### Records for processing
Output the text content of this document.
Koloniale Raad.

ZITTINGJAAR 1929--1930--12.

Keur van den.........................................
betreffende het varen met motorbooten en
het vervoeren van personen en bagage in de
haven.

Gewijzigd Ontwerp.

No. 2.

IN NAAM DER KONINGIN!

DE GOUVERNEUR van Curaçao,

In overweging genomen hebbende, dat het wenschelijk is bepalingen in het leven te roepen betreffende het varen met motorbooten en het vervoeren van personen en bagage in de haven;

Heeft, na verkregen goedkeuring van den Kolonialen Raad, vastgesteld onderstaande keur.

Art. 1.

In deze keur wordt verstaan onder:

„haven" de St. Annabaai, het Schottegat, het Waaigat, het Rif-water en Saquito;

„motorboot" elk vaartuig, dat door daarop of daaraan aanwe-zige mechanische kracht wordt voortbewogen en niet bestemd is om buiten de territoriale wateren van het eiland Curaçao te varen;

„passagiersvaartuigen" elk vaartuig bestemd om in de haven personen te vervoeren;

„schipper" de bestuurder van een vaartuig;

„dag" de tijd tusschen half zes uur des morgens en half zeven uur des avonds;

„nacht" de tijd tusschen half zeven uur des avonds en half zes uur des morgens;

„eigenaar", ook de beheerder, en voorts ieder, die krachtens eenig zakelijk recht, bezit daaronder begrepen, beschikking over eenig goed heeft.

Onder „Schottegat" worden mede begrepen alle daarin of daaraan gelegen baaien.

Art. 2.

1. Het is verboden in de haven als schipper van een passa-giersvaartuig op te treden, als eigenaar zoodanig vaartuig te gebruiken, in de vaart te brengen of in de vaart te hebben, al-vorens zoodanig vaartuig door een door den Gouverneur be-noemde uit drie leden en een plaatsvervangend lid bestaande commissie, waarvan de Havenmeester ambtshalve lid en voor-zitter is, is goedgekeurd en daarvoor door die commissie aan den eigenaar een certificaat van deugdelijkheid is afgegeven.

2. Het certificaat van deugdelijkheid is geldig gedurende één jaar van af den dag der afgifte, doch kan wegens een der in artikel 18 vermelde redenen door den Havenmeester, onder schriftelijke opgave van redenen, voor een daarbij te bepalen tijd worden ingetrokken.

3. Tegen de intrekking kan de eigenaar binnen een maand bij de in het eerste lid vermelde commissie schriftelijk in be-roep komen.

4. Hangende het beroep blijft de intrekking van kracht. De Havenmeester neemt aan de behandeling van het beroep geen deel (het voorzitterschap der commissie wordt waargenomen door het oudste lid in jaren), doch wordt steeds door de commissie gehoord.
---
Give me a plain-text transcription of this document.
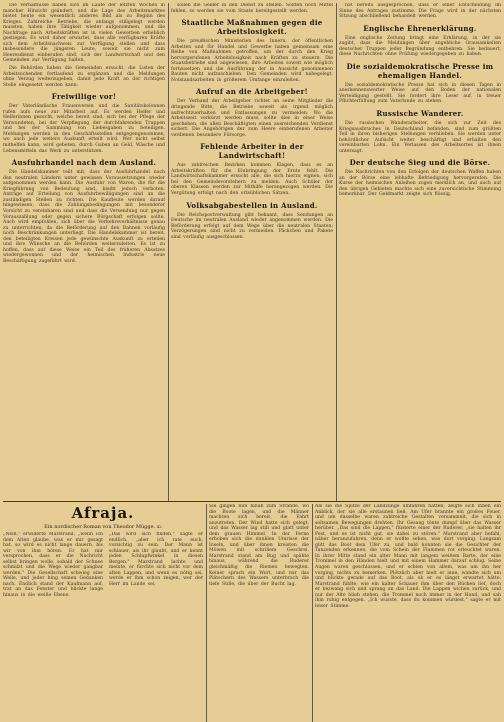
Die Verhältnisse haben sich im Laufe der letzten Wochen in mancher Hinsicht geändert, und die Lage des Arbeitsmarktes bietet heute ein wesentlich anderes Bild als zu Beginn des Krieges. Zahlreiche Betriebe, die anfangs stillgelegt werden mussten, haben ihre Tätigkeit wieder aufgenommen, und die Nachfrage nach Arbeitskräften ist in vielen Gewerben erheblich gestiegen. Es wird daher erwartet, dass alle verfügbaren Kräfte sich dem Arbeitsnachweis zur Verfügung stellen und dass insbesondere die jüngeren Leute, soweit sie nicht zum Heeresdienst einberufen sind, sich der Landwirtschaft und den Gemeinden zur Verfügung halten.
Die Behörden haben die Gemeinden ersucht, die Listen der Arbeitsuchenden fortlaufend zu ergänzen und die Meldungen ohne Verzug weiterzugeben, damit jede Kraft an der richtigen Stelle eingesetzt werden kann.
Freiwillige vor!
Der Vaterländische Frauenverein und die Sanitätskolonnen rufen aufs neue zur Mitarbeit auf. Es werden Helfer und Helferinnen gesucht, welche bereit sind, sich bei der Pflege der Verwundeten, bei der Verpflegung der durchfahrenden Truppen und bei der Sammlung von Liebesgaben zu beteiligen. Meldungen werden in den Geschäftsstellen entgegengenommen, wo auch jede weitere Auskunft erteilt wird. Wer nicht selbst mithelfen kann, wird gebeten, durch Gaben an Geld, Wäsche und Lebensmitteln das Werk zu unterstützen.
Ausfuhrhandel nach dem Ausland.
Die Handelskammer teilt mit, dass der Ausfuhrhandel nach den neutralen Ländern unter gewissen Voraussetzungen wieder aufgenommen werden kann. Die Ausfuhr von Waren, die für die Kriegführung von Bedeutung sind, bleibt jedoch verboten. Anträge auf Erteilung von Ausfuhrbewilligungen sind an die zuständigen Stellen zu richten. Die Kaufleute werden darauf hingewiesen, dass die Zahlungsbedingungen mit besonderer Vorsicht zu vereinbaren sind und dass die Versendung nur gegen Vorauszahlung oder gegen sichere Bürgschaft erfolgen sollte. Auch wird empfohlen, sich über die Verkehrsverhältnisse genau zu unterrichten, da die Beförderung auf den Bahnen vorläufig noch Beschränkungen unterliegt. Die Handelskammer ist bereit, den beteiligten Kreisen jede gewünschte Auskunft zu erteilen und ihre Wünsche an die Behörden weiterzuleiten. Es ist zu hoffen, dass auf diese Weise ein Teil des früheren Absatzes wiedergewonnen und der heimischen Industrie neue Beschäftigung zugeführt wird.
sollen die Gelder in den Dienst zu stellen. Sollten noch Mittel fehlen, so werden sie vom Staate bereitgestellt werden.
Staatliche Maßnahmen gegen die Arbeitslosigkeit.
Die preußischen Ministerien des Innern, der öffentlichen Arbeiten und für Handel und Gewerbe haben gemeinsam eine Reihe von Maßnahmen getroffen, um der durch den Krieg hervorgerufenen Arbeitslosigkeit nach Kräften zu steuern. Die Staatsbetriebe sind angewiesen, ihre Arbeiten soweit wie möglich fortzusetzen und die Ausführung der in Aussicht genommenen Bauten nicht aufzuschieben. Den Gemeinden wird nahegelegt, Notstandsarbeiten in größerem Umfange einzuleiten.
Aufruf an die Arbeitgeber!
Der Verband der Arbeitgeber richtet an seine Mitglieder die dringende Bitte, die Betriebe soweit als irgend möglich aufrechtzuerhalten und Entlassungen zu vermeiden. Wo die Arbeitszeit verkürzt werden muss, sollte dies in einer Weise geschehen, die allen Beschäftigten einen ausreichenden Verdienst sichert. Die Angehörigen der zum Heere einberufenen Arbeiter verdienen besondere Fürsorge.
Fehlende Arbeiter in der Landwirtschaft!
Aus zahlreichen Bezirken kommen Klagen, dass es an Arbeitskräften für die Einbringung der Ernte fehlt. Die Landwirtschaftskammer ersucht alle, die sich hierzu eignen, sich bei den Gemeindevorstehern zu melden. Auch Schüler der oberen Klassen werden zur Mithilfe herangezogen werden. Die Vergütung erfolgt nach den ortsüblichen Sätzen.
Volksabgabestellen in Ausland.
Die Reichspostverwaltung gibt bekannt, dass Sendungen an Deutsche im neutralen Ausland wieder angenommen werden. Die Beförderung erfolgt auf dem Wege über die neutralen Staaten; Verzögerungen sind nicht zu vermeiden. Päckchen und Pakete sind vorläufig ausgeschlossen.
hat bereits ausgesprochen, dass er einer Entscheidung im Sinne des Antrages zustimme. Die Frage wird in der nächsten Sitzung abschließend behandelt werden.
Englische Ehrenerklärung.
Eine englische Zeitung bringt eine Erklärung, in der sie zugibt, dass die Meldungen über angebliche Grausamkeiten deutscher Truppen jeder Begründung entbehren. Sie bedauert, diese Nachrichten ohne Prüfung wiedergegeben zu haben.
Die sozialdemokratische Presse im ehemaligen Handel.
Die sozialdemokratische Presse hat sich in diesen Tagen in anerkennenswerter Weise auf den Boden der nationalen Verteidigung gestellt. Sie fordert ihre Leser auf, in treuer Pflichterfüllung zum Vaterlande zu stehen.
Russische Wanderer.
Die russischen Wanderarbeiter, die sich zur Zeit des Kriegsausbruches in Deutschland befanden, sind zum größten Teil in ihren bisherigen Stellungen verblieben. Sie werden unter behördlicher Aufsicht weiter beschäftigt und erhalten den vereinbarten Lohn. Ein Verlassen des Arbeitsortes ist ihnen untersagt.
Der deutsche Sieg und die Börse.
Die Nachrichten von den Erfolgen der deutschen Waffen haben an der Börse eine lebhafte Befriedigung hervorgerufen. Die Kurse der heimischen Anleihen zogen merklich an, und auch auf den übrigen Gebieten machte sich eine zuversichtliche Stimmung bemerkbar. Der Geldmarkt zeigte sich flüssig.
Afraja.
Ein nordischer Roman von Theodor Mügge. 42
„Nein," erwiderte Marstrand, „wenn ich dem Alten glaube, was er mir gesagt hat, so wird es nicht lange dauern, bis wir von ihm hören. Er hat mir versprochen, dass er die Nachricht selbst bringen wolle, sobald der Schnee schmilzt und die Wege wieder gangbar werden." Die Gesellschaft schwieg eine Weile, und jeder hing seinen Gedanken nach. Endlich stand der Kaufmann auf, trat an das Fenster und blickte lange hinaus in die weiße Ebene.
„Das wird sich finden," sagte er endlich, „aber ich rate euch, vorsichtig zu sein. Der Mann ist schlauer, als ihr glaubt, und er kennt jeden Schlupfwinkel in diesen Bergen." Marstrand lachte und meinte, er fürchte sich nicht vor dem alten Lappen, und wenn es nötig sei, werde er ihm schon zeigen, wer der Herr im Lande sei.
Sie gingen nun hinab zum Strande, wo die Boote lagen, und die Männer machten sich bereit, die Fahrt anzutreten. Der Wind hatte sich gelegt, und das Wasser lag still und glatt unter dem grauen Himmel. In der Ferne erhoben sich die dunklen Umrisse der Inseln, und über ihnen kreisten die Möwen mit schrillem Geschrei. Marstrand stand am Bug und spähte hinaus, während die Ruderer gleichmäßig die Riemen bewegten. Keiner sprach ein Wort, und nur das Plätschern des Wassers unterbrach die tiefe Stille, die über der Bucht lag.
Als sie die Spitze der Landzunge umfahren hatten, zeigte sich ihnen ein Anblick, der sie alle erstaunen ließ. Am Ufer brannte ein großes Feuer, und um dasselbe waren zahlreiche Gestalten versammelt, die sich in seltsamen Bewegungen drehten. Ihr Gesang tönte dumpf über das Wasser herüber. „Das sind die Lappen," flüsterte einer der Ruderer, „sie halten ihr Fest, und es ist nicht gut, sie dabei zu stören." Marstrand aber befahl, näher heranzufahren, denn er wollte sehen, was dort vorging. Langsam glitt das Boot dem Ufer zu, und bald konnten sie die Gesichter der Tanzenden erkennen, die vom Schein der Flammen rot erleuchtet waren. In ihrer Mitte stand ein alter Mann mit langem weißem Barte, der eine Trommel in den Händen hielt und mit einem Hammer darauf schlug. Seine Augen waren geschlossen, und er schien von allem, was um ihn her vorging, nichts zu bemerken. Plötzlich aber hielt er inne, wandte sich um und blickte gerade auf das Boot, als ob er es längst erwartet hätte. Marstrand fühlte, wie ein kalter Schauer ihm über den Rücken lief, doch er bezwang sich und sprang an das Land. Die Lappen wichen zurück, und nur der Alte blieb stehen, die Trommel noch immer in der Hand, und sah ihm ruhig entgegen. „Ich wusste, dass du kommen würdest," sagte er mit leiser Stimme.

### Instructions for the task
Your task is to report how many lines of the material include the string "bagage". Give the number and no other words.

### Reply
2